⟨

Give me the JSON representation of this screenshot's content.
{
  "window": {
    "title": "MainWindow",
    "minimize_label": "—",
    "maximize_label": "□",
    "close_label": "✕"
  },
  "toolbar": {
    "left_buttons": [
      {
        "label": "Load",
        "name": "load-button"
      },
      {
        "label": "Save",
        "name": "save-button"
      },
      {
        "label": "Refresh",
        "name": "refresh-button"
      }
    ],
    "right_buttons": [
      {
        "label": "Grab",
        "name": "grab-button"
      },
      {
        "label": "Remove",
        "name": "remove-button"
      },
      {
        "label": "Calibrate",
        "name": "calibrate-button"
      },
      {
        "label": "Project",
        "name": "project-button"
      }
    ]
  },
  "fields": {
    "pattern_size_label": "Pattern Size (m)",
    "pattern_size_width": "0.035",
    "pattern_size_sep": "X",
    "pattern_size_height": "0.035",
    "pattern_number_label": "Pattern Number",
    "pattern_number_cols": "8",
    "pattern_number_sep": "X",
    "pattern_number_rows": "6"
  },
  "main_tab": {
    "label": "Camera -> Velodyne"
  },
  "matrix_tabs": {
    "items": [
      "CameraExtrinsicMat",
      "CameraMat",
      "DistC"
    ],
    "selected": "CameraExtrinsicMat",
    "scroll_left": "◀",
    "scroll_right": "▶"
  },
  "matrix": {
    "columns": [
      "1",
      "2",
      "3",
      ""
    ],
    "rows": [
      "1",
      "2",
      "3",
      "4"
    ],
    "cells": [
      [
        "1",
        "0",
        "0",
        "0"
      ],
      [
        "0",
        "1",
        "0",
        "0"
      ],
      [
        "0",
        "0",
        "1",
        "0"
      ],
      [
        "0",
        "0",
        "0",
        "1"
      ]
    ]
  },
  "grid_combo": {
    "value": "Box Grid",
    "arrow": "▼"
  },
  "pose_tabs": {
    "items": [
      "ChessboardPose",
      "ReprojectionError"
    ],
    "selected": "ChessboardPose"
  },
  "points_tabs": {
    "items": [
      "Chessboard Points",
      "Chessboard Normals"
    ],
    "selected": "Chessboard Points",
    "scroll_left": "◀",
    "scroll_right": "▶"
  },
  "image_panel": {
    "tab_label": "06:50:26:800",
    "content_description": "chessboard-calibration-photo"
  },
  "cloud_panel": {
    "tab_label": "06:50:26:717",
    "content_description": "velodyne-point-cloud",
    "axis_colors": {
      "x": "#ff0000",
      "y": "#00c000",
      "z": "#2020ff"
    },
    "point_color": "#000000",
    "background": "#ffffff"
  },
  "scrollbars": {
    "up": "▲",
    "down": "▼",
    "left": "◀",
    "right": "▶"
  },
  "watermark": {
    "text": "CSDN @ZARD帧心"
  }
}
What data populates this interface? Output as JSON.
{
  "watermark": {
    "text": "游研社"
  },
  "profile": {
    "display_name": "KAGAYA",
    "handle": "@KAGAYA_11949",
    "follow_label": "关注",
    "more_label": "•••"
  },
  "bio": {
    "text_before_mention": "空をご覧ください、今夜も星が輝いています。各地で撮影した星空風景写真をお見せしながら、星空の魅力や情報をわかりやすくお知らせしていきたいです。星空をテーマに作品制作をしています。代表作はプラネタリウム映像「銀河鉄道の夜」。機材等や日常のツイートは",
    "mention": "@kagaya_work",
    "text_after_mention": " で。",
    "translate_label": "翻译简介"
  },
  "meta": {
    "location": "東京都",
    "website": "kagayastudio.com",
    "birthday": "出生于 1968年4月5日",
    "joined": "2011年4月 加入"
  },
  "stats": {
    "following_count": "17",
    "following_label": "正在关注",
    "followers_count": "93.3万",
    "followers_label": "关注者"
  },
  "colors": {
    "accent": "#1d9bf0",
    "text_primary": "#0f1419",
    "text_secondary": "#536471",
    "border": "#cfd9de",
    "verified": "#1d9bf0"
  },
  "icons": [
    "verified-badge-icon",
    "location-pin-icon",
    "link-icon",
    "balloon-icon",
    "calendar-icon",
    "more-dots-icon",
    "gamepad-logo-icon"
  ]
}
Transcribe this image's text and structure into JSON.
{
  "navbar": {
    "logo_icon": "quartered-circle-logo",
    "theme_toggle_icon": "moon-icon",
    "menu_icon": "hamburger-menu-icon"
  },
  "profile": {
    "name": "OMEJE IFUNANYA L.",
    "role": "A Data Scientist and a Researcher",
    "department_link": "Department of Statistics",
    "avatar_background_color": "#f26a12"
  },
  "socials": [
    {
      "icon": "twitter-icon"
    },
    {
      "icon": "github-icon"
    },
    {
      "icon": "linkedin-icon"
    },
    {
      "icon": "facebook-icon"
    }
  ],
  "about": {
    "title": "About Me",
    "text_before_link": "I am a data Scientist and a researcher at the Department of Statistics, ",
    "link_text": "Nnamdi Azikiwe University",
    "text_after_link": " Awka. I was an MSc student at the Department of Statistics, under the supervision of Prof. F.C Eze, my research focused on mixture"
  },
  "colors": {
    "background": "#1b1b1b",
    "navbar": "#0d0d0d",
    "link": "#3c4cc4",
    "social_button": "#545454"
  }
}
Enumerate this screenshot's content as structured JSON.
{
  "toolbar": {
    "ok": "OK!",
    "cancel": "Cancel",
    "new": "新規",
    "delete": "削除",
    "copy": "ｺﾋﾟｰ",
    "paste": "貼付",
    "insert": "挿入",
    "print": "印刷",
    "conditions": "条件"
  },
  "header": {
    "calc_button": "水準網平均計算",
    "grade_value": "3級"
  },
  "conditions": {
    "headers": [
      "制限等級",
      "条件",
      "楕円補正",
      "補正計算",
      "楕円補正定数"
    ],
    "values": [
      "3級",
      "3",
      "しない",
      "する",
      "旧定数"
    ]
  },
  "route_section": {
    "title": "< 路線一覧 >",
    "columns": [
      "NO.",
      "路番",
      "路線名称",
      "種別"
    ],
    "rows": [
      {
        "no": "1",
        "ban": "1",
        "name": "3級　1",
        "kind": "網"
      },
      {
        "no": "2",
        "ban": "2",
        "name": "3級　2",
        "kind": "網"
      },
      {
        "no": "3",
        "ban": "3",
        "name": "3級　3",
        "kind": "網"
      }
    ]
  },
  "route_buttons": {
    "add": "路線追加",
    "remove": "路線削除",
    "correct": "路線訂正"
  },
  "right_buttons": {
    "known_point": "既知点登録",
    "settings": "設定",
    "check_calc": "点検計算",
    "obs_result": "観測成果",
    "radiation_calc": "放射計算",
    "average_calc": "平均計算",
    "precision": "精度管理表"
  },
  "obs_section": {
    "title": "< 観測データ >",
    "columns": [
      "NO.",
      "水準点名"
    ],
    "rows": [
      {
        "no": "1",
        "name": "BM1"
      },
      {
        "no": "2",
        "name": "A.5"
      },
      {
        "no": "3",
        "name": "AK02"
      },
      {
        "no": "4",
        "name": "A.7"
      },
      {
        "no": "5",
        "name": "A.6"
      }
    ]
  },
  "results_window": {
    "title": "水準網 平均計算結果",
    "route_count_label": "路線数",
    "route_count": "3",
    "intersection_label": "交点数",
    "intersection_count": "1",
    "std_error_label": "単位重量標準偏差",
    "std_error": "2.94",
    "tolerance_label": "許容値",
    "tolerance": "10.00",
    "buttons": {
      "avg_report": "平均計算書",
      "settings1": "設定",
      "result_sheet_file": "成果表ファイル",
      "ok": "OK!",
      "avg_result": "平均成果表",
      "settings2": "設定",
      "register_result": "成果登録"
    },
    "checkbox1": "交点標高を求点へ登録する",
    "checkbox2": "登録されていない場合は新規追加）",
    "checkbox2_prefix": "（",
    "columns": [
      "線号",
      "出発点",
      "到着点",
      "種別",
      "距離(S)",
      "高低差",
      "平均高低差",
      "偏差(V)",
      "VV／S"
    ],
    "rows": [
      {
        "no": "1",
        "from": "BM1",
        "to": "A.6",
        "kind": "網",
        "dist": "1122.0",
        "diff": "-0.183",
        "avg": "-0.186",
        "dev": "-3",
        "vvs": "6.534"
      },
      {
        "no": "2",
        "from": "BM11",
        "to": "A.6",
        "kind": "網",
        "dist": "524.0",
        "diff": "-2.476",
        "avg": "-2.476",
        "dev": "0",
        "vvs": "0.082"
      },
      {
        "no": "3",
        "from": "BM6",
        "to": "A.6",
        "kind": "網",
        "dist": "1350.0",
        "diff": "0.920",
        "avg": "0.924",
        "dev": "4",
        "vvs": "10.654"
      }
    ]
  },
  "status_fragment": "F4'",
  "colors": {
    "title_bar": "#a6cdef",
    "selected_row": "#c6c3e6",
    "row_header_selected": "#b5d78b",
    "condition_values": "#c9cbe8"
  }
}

⟩

> Problem requirements:
Note how many lines in the listing above hold the string "logo", then give only that figure.

> Complete response:
2